Challenge =>
Each entry below should be returned exactly as is, with the pictures removed.

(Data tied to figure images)
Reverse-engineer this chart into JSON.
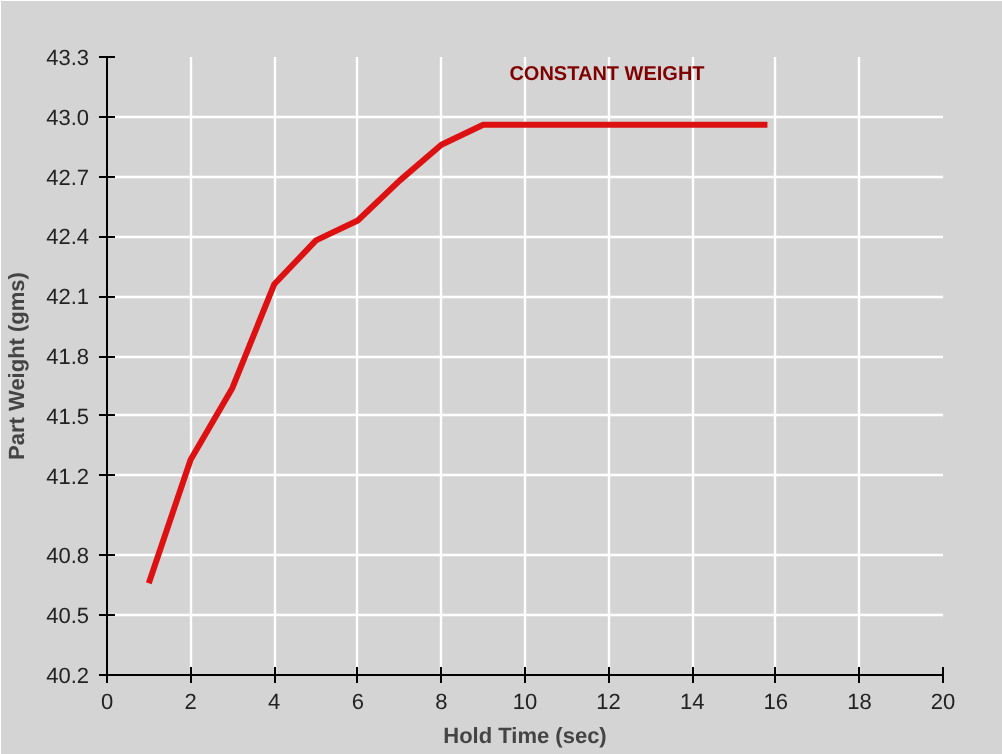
{
  "chart_data": {
    "type": "line",
    "xlabel": "Hold Time (sec)",
    "ylabel": "Part Weight (gms)",
    "x": [
      1,
      2,
      3,
      4,
      5,
      6,
      7,
      8,
      9,
      15.8
    ],
    "series": [
      {
        "color": "#dd1111",
        "values": [
          40.66,
          41.28,
          41.64,
          42.16,
          42.38,
          42.48,
          42.68,
          42.86,
          42.96,
          42.96
        ]
      }
    ],
    "xlim": [
      0,
      20
    ],
    "xticks": [
      0,
      2,
      4,
      6,
      8,
      10,
      12,
      14,
      16,
      18,
      20
    ],
    "ylim": [
      40.2,
      43.3
    ],
    "yticks": [
      40.2,
      40.5,
      40.8,
      41.2,
      41.5,
      41.8,
      42.1,
      42.4,
      42.7,
      {
        "value": 43.0,
        "label": "43.0"
      },
      43.3
    ],
    "grid": true,
    "marker": "none",
    "line_style": "solid",
    "annotations": [
      "CONSTANT WEIGHT"
    ]
  }
}
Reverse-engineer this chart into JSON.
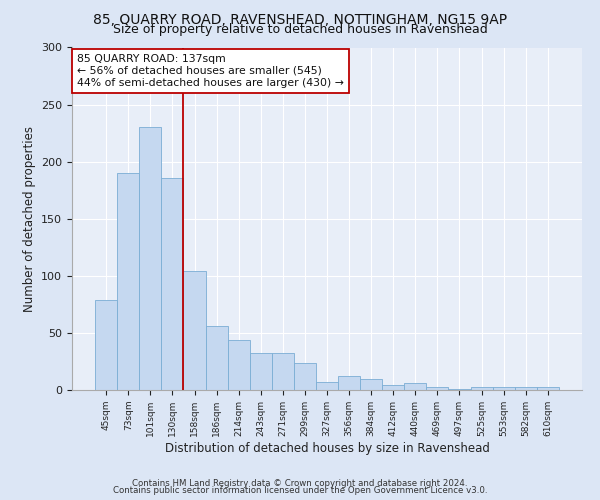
{
  "title1": "85, QUARRY ROAD, RAVENSHEAD, NOTTINGHAM, NG15 9AP",
  "title2": "Size of property relative to detached houses in Ravenshead",
  "xlabel": "Distribution of detached houses by size in Ravenshead",
  "ylabel": "Number of detached properties",
  "categories": [
    "45sqm",
    "73sqm",
    "101sqm",
    "130sqm",
    "158sqm",
    "186sqm",
    "214sqm",
    "243sqm",
    "271sqm",
    "299sqm",
    "327sqm",
    "356sqm",
    "384sqm",
    "412sqm",
    "440sqm",
    "469sqm",
    "497sqm",
    "525sqm",
    "553sqm",
    "582sqm",
    "610sqm"
  ],
  "values": [
    79,
    190,
    230,
    186,
    104,
    56,
    44,
    32,
    32,
    24,
    7,
    12,
    10,
    4,
    6,
    3,
    1,
    3,
    3,
    3,
    3
  ],
  "bar_color": "#c5d8f0",
  "bar_edge_color": "#7aadd4",
  "vline_x_index": 3.5,
  "vline_color": "#bb0000",
  "annotation_title": "85 QUARRY ROAD: 137sqm",
  "annotation_line1": "← 56% of detached houses are smaller (545)",
  "annotation_line2": "44% of semi-detached houses are larger (430) →",
  "annotation_box_color": "#ffffff",
  "annotation_box_edge_color": "#bb0000",
  "ylim": [
    0,
    300
  ],
  "yticks": [
    0,
    50,
    100,
    150,
    200,
    250,
    300
  ],
  "footnote1": "Contains HM Land Registry data © Crown copyright and database right 2024.",
  "footnote2": "Contains public sector information licensed under the Open Government Licence v3.0.",
  "bg_color": "#dce6f5",
  "plot_bg_color": "#e8eef8",
  "title1_fontsize": 10,
  "title2_fontsize": 9,
  "grid_color": "#ffffff"
}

Full solution =>
Reverse-engineer this chart into JSON.
{
  "chart_data": {
    "type": "line",
    "xlabel": "Hold Time (sec)",
    "ylabel": "Part Weight (gms)",
    "x": [
      1,
      2,
      3,
      4,
      5,
      6,
      7,
      8,
      9,
      15.8
    ],
    "series": [
      {
        "color": "#dd1111",
        "values": [
          40.66,
          41.28,
          41.64,
          42.16,
          42.38,
          42.48,
          42.68,
          42.86,
          42.96,
          42.96
        ]
      }
    ],
    "xlim": [
      0,
      20
    ],
    "xticks": [
      0,
      2,
      4,
      6,
      8,
      10,
      12,
      14,
      16,
      18,
      20
    ],
    "ylim": [
      40.2,
      43.3
    ],
    "yticks": [
      40.2,
      40.5,
      40.8,
      41.2,
      41.5,
      41.8,
      42.1,
      42.4,
      42.7,
      {
        "value": 43.0,
        "label": "43.0"
      },
      43.3
    ],
    "grid": true,
    "marker": "none",
    "line_style": "solid",
    "annotations": [
      "CONSTANT WEIGHT"
    ]
  }
}
Reverse-engineer this chart into JSON.
{
  "title1": "85, QUARRY ROAD, RAVENSHEAD, NOTTINGHAM, NG15 9AP",
  "title2": "Size of property relative to detached houses in Ravenshead",
  "xlabel": "Distribution of detached houses by size in Ravenshead",
  "ylabel": "Number of detached properties",
  "categories": [
    "45sqm",
    "73sqm",
    "101sqm",
    "130sqm",
    "158sqm",
    "186sqm",
    "214sqm",
    "243sqm",
    "271sqm",
    "299sqm",
    "327sqm",
    "356sqm",
    "384sqm",
    "412sqm",
    "440sqm",
    "469sqm",
    "497sqm",
    "525sqm",
    "553sqm",
    "582sqm",
    "610sqm"
  ],
  "values": [
    79,
    190,
    230,
    186,
    104,
    56,
    44,
    32,
    32,
    24,
    7,
    12,
    10,
    4,
    6,
    3,
    1,
    3,
    3,
    3,
    3
  ],
  "bar_color": "#c5d8f0",
  "bar_edge_color": "#7aadd4",
  "vline_x_index": 3.5,
  "vline_color": "#bb0000",
  "annotation_title": "85 QUARRY ROAD: 137sqm",
  "annotation_line1": "← 56% of detached houses are smaller (545)",
  "annotation_line2": "44% of semi-detached houses are larger (430) →",
  "annotation_box_color": "#ffffff",
  "annotation_box_edge_color": "#bb0000",
  "ylim": [
    0,
    300
  ],
  "yticks": [
    0,
    50,
    100,
    150,
    200,
    250,
    300
  ],
  "footnote1": "Contains HM Land Registry data © Crown copyright and database right 2024.",
  "footnote2": "Contains public sector information licensed under the Open Government Licence v3.0.",
  "bg_color": "#dce6f5",
  "plot_bg_color": "#e8eef8",
  "title1_fontsize": 10,
  "title2_fontsize": 9,
  "grid_color": "#ffffff"
}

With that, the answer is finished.